### [How to complete this task]
Beneath this sentence is a set of records; write each of them out exactly.

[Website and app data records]
╔══
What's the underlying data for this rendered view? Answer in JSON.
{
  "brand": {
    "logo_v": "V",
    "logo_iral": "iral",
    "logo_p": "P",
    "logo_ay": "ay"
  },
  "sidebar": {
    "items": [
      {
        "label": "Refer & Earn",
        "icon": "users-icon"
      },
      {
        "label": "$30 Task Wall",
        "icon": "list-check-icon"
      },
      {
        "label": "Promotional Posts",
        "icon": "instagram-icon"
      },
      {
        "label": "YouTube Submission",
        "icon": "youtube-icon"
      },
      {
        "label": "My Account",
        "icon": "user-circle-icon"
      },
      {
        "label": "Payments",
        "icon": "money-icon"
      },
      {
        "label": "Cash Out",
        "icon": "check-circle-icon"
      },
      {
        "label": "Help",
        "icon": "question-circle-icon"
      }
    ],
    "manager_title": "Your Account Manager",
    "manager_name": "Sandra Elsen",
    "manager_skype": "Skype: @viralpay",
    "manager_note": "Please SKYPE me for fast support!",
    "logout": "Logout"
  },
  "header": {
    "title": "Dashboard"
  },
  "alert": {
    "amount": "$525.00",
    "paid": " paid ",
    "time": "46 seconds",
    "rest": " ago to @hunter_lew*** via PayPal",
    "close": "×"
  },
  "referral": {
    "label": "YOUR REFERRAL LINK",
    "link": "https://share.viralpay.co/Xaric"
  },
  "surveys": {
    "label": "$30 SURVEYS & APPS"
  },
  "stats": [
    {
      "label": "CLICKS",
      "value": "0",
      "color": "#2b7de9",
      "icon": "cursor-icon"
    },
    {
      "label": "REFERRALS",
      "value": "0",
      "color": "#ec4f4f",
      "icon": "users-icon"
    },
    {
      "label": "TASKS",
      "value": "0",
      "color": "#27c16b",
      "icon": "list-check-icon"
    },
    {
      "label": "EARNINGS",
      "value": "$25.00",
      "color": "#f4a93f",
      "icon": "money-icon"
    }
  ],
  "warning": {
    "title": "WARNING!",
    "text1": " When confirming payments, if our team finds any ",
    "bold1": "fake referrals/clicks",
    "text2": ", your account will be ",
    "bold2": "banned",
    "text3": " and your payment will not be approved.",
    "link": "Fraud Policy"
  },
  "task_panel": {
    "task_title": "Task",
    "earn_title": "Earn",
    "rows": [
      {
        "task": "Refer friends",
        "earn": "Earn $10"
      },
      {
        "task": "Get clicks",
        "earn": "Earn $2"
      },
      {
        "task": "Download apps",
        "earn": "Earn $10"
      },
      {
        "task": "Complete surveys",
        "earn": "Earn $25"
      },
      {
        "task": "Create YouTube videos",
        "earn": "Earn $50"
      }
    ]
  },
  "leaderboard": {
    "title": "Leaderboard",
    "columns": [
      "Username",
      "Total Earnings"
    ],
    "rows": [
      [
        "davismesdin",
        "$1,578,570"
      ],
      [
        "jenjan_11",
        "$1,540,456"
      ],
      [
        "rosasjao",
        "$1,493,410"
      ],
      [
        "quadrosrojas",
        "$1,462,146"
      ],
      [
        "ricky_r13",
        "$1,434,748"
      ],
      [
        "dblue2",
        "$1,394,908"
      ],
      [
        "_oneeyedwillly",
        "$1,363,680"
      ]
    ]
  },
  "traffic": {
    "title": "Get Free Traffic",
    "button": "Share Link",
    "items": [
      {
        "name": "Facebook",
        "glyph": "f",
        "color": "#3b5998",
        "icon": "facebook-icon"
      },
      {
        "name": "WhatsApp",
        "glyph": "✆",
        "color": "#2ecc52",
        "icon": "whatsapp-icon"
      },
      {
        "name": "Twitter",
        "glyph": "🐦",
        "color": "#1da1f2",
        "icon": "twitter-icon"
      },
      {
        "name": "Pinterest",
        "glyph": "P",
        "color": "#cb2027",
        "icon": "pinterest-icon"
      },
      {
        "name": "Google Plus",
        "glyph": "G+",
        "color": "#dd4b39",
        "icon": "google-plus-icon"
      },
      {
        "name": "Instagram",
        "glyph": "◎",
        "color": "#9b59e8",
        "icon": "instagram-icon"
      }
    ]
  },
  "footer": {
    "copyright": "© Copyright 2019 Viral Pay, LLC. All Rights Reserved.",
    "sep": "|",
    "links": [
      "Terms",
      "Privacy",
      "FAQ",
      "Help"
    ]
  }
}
╚══
### [Written answer]
What's the underlying data for this rendered view? Answer in JSON.
{
  "brand": {
    "logo_v": "V",
    "logo_iral": "iral",
    "logo_p": "P",
    "logo_ay": "ay"
  },
  "sidebar": {
    "items": [
      {
        "label": "Refer & Earn",
        "icon": "users-icon"
      },
      {
        "label": "$30 Task Wall",
        "icon": "list-check-icon"
      },
      {
        "label": "Promotional Posts",
        "icon": "instagram-icon"
      },
      {
        "label": "YouTube Submission",
        "icon": "youtube-icon"
      },
      {
        "label": "My Account",
        "icon": "user-circle-icon"
      },
      {
        "label": "Payments",
        "icon": "money-icon"
      },
      {
        "label": "Cash Out",
        "icon": "check-circle-icon"
      },
      {
        "label": "Help",
        "icon": "question-circle-icon"
      }
    ],
    "manager_title": "Your Account Manager",
    "manager_name": "Sandra Elsen",
    "manager_skype": "Skype: @viralpay",
    "manager_note": "Please SKYPE me for fast support!",
    "logout": "Logout"
  },
  "header": {
    "title": "Dashboard"
  },
  "alert": {
    "amount": "$525.00",
    "paid": " paid ",
    "time": "46 seconds",
    "rest": " ago to @hunter_lew*** via PayPal",
    "close": "×"
  },
  "referral": {
    "label": "YOUR REFERRAL LINK",
    "link": "https://share.viralpay.co/Xaric"
  },
  "surveys": {
    "label": "$30 SURVEYS & APPS"
  },
  "stats": [
    {
      "label": "CLICKS",
      "value": "0",
      "color": "#2b7de9",
      "icon": "cursor-icon"
    },
    {
      "label": "REFERRALS",
      "value": "0",
      "color": "#ec4f4f",
      "icon": "users-icon"
    },
    {
      "label": "TASKS",
      "value": "0",
      "color": "#27c16b",
      "icon": "list-check-icon"
    },
    {
      "label": "EARNINGS",
      "value": "$25.00",
      "color": "#f4a93f",
      "icon": "money-icon"
    }
  ],
  "warning": {
    "title": "WARNING!",
    "text1": " When confirming payments, if our team finds any ",
    "bold1": "fake referrals/clicks",
    "text2": ", your account will be ",
    "bold2": "banned",
    "text3": " and your payment will not be approved.",
    "link": "Fraud Policy"
  },
  "task_panel": {
    "task_title": "Task",
    "earn_title": "Earn",
    "rows": [
      {
        "task": "Refer friends",
        "earn": "Earn $10"
      },
      {
        "task": "Get clicks",
        "earn": "Earn $2"
      },
      {
        "task": "Download apps",
        "earn": "Earn $10"
      },
      {
        "task": "Complete surveys",
        "earn": "Earn $25"
      },
      {
        "task": "Create YouTube videos",
        "earn": "Earn $50"
      }
    ]
  },
  "leaderboard": {
    "title": "Leaderboard",
    "columns": [
      "Username",
      "Total Earnings"
    ],
    "rows": [
      [
        "davismesdin",
        "$1,578,570"
      ],
      [
        "jenjan_11",
        "$1,540,456"
      ],
      [
        "rosasjao",
        "$1,493,410"
      ],
      [
        "quadrosrojas",
        "$1,462,146"
      ],
      [
        "ricky_r13",
        "$1,434,748"
      ],
      [
        "dblue2",
        "$1,394,908"
      ],
      [
        "_oneeyedwillly",
        "$1,363,680"
      ]
    ]
  },
  "traffic": {
    "title": "Get Free Traffic",
    "button": "Share Link",
    "items": [
      {
        "name": "Facebook",
        "glyph": "f",
        "color": "#3b5998",
        "icon": "facebook-icon"
      },
      {
        "name": "WhatsApp",
        "glyph": "✆",
        "color": "#2ecc52",
        "icon": "whatsapp-icon"
      },
      {
        "name": "Twitter",
        "glyph": "🐦",
        "color": "#1da1f2",
        "icon": "twitter-icon"
      },
      {
        "name": "Pinterest",
        "glyph": "P",
        "color": "#cb2027",
        "icon": "pinterest-icon"
      },
      {
        "name": "Google Plus",
        "glyph": "G+",
        "color": "#dd4b39",
        "icon": "google-plus-icon"
      },
      {
        "name": "Instagram",
        "glyph": "◎",
        "color": "#9b59e8",
        "icon": "instagram-icon"
      }
    ]
  },
  "footer": {
    "copyright": "© Copyright 2019 Viral Pay, LLC. All Rights Reserved.",
    "sep": "|",
    "links": [
      "Terms",
      "Privacy",
      "FAQ",
      "Help"
    ]
  }
}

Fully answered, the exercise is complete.